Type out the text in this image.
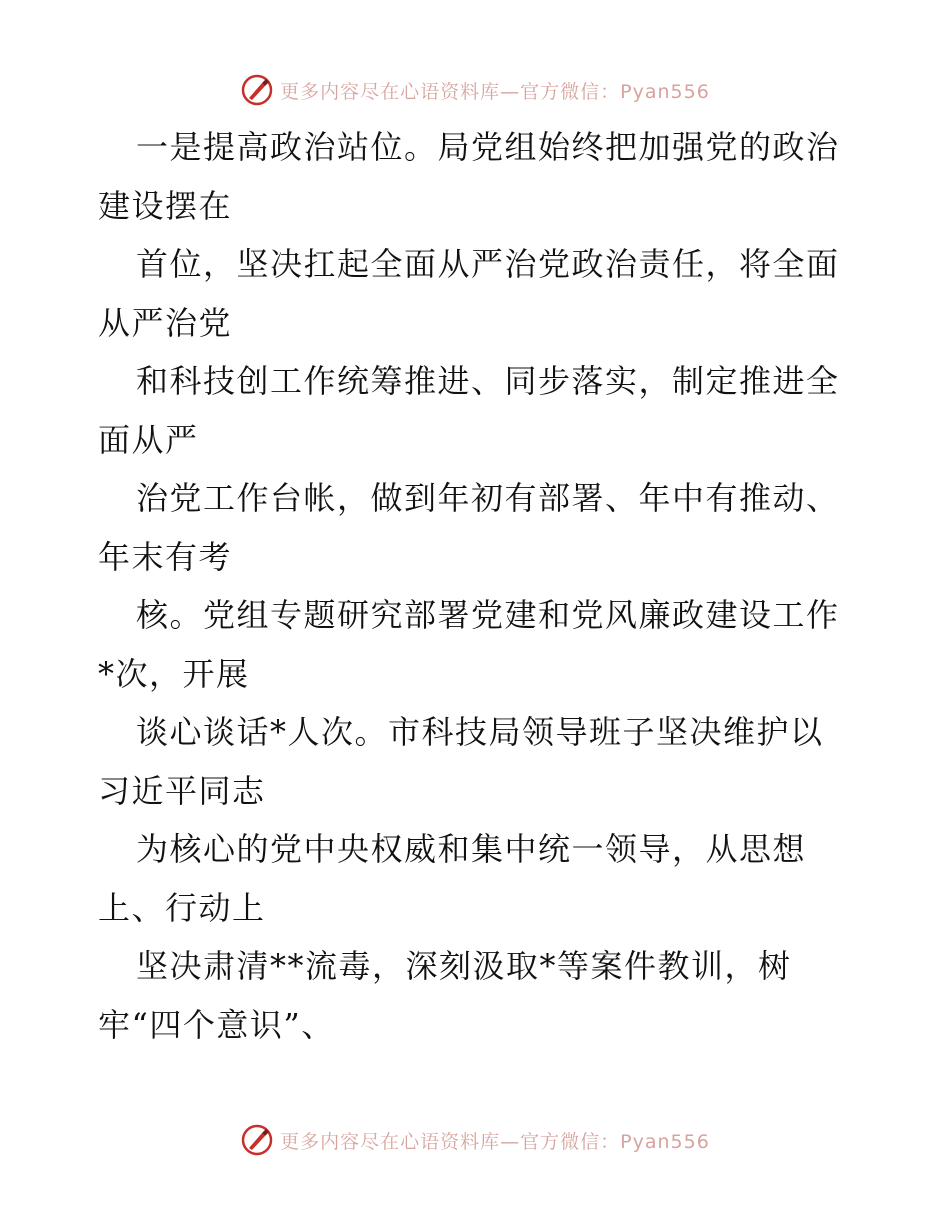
更多内容尽在心语资料库—官方微信：Pyan556
一是提高政治站位。局党组始终把加强党的政治
建设摆在
首位，坚决扛起全面从严治党政治责任，将全面
从严治党
和科技创工作统筹推进、同步落实，制定推进全
面从严
治党工作台帐，做到年初有部署、年中有推动、
年末有考
核。党组专题研究部署党建和党风廉政建设工作
*次，开展
谈心谈话*人次。市科技局领导班子坚决维护以
习近平同志
为核心的党中央权威和集中统一领导，从思想
上、行动上
坚决肃清**流毒，深刻汲取*等案件教训，树
牢“四个意识”、
更多内容尽在心语资料库—官方微信：Pyan556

**Problem requirements**
Each entry above should be reproduced exactly, with the pictures removed.

**Solution to the problem**
Type out the text in this image.
更多内容尽在心语资料库—官方微信：Pyan556
一是提高政治站位。局党组始终把加强党的政治
建设摆在
首位，坚决扛起全面从严治党政治责任，将全面
从严治党
和科技创工作统筹推进、同步落实，制定推进全
面从严
治党工作台帐，做到年初有部署、年中有推动、
年末有考
核。党组专题研究部署党建和党风廉政建设工作
*次，开展
谈心谈话*人次。市科技局领导班子坚决维护以
习近平同志
为核心的党中央权威和集中统一领导，从思想
上、行动上
坚决肃清**流毒，深刻汲取*等案件教训，树
牢“四个意识”、
更多内容尽在心语资料库—官方微信：Pyan556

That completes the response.